** Start Text excerpt **
Biden's conundrum is that the 1994 crime bill serves as the poster child for the mass-incarceration movement that swept states, and Biden has struggled to win support with progressives and young voters of color as a result.

Minorities are demanding concessions from Biden over the crime bill’s popularizing mass incarceration, which was highlighted recently during a Biden interview two weeks ago with  popular black radio show host "Charlamagne tha God."

During the interview, Biden made his now infamous gaffe of saying “you ain’t black” if you are an African-American who supports President Trump.

Biden apologized for his remark, but more recently has claimed he was "baited" by Charlamagne tha God.

Appealing to progressives instead of supporting the nation's police has become a balancing act for Biden — who's long pitched himself as “Middle Class Joe” — as well as the Democrat Party in their attempts to win favor with blue-collar union households in the midwest.

The Trump campaign has criticized Biden for failing to mention the numerous police that have been either been killed, wounded or attacked during the recent rioting and unrest.
 
“Biden has not said a single word about one of the most horrific aspects of the bloodshed: attacks by rioters and looters, sometimes fatal, on police officers in the line of duty protecting innocent Americans,” the Trump campaign said Wednesday, highlighting the police deaths and injuries in eight separate instances nationwide.
** End Text excerpt **
** Start Dataset entries **
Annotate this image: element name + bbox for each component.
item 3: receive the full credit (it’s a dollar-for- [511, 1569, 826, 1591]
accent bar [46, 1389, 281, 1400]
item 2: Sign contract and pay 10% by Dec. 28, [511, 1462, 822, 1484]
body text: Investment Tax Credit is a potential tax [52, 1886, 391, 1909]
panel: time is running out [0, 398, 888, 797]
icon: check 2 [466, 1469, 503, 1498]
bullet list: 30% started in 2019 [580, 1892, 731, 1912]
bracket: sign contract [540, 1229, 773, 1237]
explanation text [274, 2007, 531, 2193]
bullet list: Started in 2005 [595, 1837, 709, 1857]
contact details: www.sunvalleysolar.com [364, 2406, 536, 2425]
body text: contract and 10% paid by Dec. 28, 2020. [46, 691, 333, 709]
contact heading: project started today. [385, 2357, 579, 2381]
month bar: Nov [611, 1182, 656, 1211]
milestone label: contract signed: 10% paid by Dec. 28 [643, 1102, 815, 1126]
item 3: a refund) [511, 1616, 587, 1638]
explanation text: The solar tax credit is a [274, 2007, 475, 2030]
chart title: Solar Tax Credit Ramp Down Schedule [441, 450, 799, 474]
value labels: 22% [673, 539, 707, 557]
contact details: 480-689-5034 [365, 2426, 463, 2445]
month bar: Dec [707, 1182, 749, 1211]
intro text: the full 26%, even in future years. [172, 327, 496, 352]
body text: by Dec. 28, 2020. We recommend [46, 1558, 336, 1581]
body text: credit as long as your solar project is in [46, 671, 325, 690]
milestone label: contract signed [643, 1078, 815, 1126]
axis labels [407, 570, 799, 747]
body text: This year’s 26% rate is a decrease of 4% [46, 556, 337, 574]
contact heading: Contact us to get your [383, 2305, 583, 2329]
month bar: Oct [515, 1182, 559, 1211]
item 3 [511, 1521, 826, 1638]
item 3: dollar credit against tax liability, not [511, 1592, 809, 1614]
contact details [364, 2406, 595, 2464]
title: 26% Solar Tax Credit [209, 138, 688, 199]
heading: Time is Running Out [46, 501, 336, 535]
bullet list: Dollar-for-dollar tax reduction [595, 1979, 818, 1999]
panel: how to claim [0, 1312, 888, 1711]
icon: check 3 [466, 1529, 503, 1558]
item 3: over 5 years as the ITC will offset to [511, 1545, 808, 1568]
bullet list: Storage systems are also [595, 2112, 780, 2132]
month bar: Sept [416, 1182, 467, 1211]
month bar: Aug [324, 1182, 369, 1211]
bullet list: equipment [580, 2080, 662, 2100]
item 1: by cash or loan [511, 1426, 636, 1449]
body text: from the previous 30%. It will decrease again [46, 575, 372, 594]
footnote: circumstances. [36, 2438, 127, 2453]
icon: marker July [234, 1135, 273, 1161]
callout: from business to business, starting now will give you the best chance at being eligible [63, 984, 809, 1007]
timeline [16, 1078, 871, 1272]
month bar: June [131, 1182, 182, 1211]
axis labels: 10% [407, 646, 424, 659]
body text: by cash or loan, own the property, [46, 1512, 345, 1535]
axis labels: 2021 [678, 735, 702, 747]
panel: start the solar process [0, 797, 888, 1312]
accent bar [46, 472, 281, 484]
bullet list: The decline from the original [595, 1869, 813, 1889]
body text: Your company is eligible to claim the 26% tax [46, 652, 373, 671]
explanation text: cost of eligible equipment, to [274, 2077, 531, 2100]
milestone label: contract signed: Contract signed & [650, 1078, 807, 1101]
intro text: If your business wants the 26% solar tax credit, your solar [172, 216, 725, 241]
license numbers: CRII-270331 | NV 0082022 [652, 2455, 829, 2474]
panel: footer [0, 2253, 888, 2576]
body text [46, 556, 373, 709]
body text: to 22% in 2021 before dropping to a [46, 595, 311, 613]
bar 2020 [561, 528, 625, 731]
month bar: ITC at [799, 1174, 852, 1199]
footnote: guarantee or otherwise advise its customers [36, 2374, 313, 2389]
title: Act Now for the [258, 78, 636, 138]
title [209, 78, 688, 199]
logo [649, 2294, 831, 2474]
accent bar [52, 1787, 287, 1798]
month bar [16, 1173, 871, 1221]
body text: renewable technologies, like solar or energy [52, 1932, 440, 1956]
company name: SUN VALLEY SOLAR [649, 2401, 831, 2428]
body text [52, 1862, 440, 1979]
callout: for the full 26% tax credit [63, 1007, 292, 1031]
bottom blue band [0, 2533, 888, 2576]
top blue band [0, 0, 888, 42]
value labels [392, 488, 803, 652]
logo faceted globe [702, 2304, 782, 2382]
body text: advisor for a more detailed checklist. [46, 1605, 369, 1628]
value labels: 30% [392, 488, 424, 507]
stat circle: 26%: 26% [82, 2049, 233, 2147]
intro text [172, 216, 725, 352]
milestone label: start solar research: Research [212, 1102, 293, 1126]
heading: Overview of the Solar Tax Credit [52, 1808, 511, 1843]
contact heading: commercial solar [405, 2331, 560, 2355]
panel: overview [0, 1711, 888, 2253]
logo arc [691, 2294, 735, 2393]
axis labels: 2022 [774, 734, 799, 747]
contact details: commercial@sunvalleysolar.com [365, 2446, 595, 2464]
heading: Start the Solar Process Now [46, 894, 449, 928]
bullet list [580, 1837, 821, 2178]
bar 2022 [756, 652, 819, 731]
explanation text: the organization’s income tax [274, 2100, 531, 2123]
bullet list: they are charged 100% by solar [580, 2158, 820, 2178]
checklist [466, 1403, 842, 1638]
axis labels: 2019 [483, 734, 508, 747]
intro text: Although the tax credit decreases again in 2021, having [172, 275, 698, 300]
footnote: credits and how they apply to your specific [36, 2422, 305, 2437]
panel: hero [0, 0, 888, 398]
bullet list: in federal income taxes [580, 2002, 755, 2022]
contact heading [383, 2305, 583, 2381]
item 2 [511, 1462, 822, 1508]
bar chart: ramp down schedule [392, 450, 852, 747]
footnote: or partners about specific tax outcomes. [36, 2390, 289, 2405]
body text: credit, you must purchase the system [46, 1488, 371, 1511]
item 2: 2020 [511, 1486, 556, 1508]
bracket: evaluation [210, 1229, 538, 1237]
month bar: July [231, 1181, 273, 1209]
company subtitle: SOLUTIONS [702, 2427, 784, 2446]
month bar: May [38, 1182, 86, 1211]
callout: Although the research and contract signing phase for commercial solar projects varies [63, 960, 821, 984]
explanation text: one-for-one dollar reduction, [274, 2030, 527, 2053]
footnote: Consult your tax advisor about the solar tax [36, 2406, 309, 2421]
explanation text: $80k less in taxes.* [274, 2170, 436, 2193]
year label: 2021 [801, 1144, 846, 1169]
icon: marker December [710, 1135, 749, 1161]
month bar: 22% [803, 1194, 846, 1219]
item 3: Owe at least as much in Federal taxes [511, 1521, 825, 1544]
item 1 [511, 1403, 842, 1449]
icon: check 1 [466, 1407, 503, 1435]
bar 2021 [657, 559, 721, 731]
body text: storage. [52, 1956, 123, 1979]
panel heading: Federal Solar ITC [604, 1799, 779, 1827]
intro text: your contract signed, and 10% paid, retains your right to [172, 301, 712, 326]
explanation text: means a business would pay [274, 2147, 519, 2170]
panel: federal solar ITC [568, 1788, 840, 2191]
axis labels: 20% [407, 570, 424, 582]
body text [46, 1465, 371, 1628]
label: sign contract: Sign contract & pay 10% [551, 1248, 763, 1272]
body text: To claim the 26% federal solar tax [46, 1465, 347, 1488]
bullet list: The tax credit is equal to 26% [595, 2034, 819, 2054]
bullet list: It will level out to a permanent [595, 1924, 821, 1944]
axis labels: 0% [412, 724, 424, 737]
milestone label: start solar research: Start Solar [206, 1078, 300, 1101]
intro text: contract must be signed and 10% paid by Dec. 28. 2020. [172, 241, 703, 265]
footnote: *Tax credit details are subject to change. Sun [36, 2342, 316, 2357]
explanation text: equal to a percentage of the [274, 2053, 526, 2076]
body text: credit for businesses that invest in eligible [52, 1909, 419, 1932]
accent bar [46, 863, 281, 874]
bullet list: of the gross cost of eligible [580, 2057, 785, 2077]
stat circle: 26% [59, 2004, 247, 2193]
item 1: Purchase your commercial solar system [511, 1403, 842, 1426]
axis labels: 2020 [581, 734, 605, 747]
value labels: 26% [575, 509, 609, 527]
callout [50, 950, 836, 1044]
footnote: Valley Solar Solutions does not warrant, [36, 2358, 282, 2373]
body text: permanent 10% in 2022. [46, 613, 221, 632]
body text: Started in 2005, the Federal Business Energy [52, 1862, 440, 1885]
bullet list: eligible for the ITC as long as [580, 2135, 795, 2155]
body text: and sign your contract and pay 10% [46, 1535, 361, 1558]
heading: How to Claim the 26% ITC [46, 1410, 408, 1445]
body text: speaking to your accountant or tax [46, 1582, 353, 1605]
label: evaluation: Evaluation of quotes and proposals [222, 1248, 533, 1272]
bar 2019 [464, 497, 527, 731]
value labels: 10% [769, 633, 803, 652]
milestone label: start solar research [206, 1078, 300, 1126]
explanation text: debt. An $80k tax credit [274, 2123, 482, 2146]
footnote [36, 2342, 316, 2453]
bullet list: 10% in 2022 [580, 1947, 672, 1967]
** End Dataset entries **
Set of tasks:
(1) Name every person mentioned in the passage about Biden and the 1994 crime bill.
(2) From the passage about Biden and the 1994 crime bill, reproduce word for word the part that opens with the words containing "The Trump campaign has" and closes with "separate instances nationwide.".

Outputs for the tasks:
(1)
- Biden
- Charlamagne tha God
- President Trump

(2)
The Trump campaign has criticized Biden for failing to mention the numerous police that have been either been killed, wounded or attacked during the recent rioting and unrest.
 
“Biden has not said a single word about one of the most horrific aspects of the bloodshed: attacks by rioters and looters, sometimes fatal, on police officers in the line of duty protecting innocent Americans,” the Trump campaign said Wednesday, highlighting the police deaths and injuries in eight separate instances nationwide.